== Material ==
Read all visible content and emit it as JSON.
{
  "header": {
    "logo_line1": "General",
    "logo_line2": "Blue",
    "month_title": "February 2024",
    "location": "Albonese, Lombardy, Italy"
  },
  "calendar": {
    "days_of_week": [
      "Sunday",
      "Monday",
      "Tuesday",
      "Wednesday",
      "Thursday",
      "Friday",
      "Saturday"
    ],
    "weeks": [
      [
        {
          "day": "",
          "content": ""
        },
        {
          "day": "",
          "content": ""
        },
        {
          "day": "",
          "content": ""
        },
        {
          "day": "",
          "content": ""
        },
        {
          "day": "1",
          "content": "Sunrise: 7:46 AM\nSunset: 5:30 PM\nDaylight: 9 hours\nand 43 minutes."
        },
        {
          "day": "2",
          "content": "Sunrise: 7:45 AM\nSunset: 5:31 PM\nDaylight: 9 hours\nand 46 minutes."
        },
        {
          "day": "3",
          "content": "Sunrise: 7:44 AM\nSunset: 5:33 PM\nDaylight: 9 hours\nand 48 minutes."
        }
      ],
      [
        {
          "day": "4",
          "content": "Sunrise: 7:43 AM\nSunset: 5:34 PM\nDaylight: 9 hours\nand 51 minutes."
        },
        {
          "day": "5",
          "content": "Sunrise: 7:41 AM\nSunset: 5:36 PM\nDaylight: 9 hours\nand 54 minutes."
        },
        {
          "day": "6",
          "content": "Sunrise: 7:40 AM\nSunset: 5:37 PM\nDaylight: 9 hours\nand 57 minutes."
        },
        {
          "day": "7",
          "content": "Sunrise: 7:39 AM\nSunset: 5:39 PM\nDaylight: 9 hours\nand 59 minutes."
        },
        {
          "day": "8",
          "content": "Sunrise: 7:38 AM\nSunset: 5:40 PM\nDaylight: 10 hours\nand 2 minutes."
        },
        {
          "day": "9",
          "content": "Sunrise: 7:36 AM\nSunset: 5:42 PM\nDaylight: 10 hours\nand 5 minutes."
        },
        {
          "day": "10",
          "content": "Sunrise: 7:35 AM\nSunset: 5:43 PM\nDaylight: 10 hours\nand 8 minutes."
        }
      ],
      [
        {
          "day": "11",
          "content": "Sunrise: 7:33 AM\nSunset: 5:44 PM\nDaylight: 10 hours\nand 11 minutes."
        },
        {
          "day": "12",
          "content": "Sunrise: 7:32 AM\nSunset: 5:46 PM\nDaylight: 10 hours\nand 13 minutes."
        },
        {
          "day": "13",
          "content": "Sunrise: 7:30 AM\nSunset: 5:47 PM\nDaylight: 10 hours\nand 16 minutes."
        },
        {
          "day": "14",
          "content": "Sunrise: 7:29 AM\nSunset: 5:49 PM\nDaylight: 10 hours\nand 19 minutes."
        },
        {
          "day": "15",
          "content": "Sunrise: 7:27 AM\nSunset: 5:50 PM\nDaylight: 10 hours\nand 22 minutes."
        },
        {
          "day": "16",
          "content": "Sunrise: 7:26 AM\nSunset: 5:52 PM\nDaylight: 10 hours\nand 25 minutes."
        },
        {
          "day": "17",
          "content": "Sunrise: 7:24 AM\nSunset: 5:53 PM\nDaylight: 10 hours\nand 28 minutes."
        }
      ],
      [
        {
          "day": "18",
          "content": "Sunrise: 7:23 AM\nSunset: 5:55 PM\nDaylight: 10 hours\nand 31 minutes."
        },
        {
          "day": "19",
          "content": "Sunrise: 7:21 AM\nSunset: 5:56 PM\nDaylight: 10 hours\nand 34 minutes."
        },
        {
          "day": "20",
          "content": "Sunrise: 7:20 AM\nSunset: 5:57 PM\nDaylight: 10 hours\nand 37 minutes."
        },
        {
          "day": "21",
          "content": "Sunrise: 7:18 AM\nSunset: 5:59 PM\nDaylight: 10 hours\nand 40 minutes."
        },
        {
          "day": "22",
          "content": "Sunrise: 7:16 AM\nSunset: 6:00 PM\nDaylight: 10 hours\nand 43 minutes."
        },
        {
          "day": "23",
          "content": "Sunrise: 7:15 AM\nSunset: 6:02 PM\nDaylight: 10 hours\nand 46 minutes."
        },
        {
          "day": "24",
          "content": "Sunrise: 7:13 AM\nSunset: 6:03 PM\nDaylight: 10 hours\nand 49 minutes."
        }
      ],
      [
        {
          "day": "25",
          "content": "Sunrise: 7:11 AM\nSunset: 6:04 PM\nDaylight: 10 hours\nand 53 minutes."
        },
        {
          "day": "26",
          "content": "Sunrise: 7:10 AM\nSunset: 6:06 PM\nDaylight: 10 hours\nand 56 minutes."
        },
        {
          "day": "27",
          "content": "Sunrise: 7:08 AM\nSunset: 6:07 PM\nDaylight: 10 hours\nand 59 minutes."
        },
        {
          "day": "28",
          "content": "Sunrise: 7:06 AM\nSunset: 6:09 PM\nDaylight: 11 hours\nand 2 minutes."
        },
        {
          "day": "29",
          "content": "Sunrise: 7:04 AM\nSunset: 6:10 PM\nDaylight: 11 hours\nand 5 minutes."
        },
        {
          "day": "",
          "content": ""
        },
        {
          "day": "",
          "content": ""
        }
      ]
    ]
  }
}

== Work to complete ==
Each entry is to be returned in full, character for character.

== Exercise output ==
Read all visible content and emit it as JSON.
{
  "header": {
    "logo_line1": "General",
    "logo_line2": "Blue",
    "month_title": "February 2024",
    "location": "Albonese, Lombardy, Italy"
  },
  "calendar": {
    "days_of_week": [
      "Sunday",
      "Monday",
      "Tuesday",
      "Wednesday",
      "Thursday",
      "Friday",
      "Saturday"
    ],
    "weeks": [
      [
        {
          "day": "",
          "content": ""
        },
        {
          "day": "",
          "content": ""
        },
        {
          "day": "",
          "content": ""
        },
        {
          "day": "",
          "content": ""
        },
        {
          "day": "1",
          "content": "Sunrise: 7:46 AM\nSunset: 5:30 PM\nDaylight: 9 hours\nand 43 minutes."
        },
        {
          "day": "2",
          "content": "Sunrise: 7:45 AM\nSunset: 5:31 PM\nDaylight: 9 hours\nand 46 minutes."
        },
        {
          "day": "3",
          "content": "Sunrise: 7:44 AM\nSunset: 5:33 PM\nDaylight: 9 hours\nand 48 minutes."
        }
      ],
      [
        {
          "day": "4",
          "content": "Sunrise: 7:43 AM\nSunset: 5:34 PM\nDaylight: 9 hours\nand 51 minutes."
        },
        {
          "day": "5",
          "content": "Sunrise: 7:41 AM\nSunset: 5:36 PM\nDaylight: 9 hours\nand 54 minutes."
        },
        {
          "day": "6",
          "content": "Sunrise: 7:40 AM\nSunset: 5:37 PM\nDaylight: 9 hours\nand 57 minutes."
        },
        {
          "day": "7",
          "content": "Sunrise: 7:39 AM\nSunset: 5:39 PM\nDaylight: 9 hours\nand 59 minutes."
        },
        {
          "day": "8",
          "content": "Sunrise: 7:38 AM\nSunset: 5:40 PM\nDaylight: 10 hours\nand 2 minutes."
        },
        {
          "day": "9",
          "content": "Sunrise: 7:36 AM\nSunset: 5:42 PM\nDaylight: 10 hours\nand 5 minutes."
        },
        {
          "day": "10",
          "content": "Sunrise: 7:35 AM\nSunset: 5:43 PM\nDaylight: 10 hours\nand 8 minutes."
        }
      ],
      [
        {
          "day": "11",
          "content": "Sunrise: 7:33 AM\nSunset: 5:44 PM\nDaylight: 10 hours\nand 11 minutes."
        },
        {
          "day": "12",
          "content": "Sunrise: 7:32 AM\nSunset: 5:46 PM\nDaylight: 10 hours\nand 13 minutes."
        },
        {
          "day": "13",
          "content": "Sunrise: 7:30 AM\nSunset: 5:47 PM\nDaylight: 10 hours\nand 16 minutes."
        },
        {
          "day": "14",
          "content": "Sunrise: 7:29 AM\nSunset: 5:49 PM\nDaylight: 10 hours\nand 19 minutes."
        },
        {
          "day": "15",
          "content": "Sunrise: 7:27 AM\nSunset: 5:50 PM\nDaylight: 10 hours\nand 22 minutes."
        },
        {
          "day": "16",
          "content": "Sunrise: 7:26 AM\nSunset: 5:52 PM\nDaylight: 10 hours\nand 25 minutes."
        },
        {
          "day": "17",
          "content": "Sunrise: 7:24 AM\nSunset: 5:53 PM\nDaylight: 10 hours\nand 28 minutes."
        }
      ],
      [
        {
          "day": "18",
          "content": "Sunrise: 7:23 AM\nSunset: 5:55 PM\nDaylight: 10 hours\nand 31 minutes."
        },
        {
          "day": "19",
          "content": "Sunrise: 7:21 AM\nSunset: 5:56 PM\nDaylight: 10 hours\nand 34 minutes."
        },
        {
          "day": "20",
          "content": "Sunrise: 7:20 AM\nSunset: 5:57 PM\nDaylight: 10 hours\nand 37 minutes."
        },
        {
          "day": "21",
          "content": "Sunrise: 7:18 AM\nSunset: 5:59 PM\nDaylight: 10 hours\nand 40 minutes."
        },
        {
          "day": "22",
          "content": "Sunrise: 7:16 AM\nSunset: 6:00 PM\nDaylight: 10 hours\nand 43 minutes."
        },
        {
          "day": "23",
          "content": "Sunrise: 7:15 AM\nSunset: 6:02 PM\nDaylight: 10 hours\nand 46 minutes."
        },
        {
          "day": "24",
          "content": "Sunrise: 7:13 AM\nSunset: 6:03 PM\nDaylight: 10 hours\nand 49 minutes."
        }
      ],
      [
        {
          "day": "25",
          "content": "Sunrise: 7:11 AM\nSunset: 6:04 PM\nDaylight: 10 hours\nand 53 minutes."
        },
        {
          "day": "26",
          "content": "Sunrise: 7:10 AM\nSunset: 6:06 PM\nDaylight: 10 hours\nand 56 minutes."
        },
        {
          "day": "27",
          "content": "Sunrise: 7:08 AM\nSunset: 6:07 PM\nDaylight: 10 hours\nand 59 minutes."
        },
        {
          "day": "28",
          "content": "Sunrise: 7:06 AM\nSunset: 6:09 PM\nDaylight: 11 hours\nand 2 minutes."
        },
        {
          "day": "29",
          "content": "Sunrise: 7:04 AM\nSunset: 6:10 PM\nDaylight: 11 hours\nand 5 minutes."
        },
        {
          "day": "",
          "content": ""
        },
        {
          "day": "",
          "content": ""
        }
      ]
    ]
  }
}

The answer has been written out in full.